The team Dowey had joined in a snap was known at the RCAF Flyers, a ragtag collection of players organized by air force squadron leader Sandy Watson, who had jumped at the chance to put together a team of servicemen who could represent Canada.

It was the first Winter Olympics since 1936 and Canada was having trouble coming up with a team that could meet the strict amateur requirements of the International Ice Hockey Federation. But Watson believed there was enough talent among RCAF servicemen to represent Canada proudly.

Watson's first edition of the team, culled in 1947 from roughly 70 recruits from across the country, hadn't fared so well in exhibition games against senior hockey and college squads. So as the Olympics approached, the dream of icing a team full of active serviceman gave way to adding the best amateur players available.

"The team was selected from all over but had a lot of players going in and out," said Andy Gilpin, 88, a winger from Montreal who had been stationed with the air force in Whitehorse before he joined the team. "We lost an exhibition game 7-0 to McGill and after that they said we'd better get a little better team, so they added some ex-air force players from the Ottawa senior league."

The recruiting didn't end there. In the weeks leading up to those Olympics, the search for players continued until only about a half-dozen members of the original team were left.

And yet this ragtag group assembled on the fly, with a roster that was juggled right up until the time they boarded the ship for Europe, captured one of only two Olympic gold medals Canada would win over the next 50 years.

"We weren't the best hockey team in the world, but we were a good senior team," Dowey said. "And the more we stayed together and did what [head coach] Frank Boucher said, the better we played."

Dowey came to Watson's attention shortly after he recruited two other players from the Toronto senior league, Walter Halder and George Mara, two NHL-calibre additions who proved to be the team's best players.

*YOUR TASKS:*
#1 According to the RCAF Flyers text, who organized the team?
#2 Please continue the RCAF Flyers text, picking up after its last sentence.
The entries have nothing to do with the RCAF Flyers text.

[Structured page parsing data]
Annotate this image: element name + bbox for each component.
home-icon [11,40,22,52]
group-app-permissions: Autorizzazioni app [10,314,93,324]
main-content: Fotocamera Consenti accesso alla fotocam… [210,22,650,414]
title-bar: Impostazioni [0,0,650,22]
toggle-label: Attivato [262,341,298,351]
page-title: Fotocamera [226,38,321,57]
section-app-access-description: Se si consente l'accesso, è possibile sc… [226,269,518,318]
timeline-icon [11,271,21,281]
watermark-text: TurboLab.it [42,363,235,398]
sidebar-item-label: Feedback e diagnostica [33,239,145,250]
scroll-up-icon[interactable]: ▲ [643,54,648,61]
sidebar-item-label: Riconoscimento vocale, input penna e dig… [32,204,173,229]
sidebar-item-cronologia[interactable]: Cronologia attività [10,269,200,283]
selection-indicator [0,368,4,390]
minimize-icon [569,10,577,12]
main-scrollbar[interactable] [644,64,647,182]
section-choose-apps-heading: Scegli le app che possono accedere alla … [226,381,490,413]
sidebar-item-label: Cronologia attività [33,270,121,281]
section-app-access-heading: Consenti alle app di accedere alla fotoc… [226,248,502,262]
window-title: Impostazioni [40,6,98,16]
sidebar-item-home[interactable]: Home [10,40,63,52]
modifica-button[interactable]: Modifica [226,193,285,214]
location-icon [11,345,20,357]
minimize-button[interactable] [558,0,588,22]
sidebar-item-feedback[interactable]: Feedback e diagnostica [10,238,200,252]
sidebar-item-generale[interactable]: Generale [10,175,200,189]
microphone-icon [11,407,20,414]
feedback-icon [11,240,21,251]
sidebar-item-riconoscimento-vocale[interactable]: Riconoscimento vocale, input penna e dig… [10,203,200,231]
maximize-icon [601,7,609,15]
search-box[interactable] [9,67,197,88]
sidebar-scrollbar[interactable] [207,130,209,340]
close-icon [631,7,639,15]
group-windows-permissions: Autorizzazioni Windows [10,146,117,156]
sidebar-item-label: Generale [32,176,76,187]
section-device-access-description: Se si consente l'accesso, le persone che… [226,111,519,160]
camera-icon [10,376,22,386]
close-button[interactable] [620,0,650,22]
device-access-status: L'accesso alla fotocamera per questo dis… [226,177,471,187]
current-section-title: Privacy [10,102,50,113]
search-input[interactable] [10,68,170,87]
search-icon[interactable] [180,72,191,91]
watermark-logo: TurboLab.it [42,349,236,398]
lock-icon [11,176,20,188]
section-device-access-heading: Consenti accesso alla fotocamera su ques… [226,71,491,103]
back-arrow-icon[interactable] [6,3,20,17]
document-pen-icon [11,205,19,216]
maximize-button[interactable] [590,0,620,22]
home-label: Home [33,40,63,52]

*OUTPUTS FOR THE TASKS:*
#1 Air force squadron leader Sandy Watson.

#2
"Those two had been offered contracts by the New York Rangers but they turned them down because they wanted no-trade contracts," said Pete Leichnitz, 82, a centre who wound up giving up his Olympic ice time to the new recruits. "They arrived a week or two before we left. The goalie we had, Dick Ball, failed a medical. They were frantic looking for a goalie. Mara and Halder said, ‘Go after Dowey, he's the second-best goalie in Toronto. And the first is [Leafs starter] Turk Broda.'."

The challenges for the RCAF Flyers didn't end with the frantic manner in which the team had been assembled.

In Europe, the Canadians experienced a completely different brand of hockey than they'd been used to at home.

"The games were all played outside," Gilpin said. "And there were games where we had to clear the ice every 10 minutes it was snowing so hard."

Even more challenging were the foreign rules the Canadians encountered, such as one that penalized goaltenders for playing the puck - sending them off the ice to serve penalties. And another that banned body checking outside on the opposition's side of the ice.

"There weren't any Canadian officials," Dowey said. "They were all European and we got the idea they knew someone and were having a good two weeks at the Olympics."

Playing a tight checking style and backstopped by Dowey's play in goal, the Canadians played a series of exhibition games in Europe and began to jell. When the Games began, the Canadians took flight, with Dowey leading the way with five shutouts and a goals-against average of 0.62.

"We went over under a real cloud," recalled 87-year-old Roy Forbes, who played defence for Canada. "There wasn't a paper in the country that gave us a chance of winning a medal, never mind a gold medal, so it didn't help your self-esteem."

"No one knew what European teams would be like because it was after the war. When we got over there and won a couple of exhibition games, playing some teams with a lot of Canadians, I thought we wouldn't do too badly. I don't think we went over there thinking we'd get gold medals, but we built confidence and came back with them."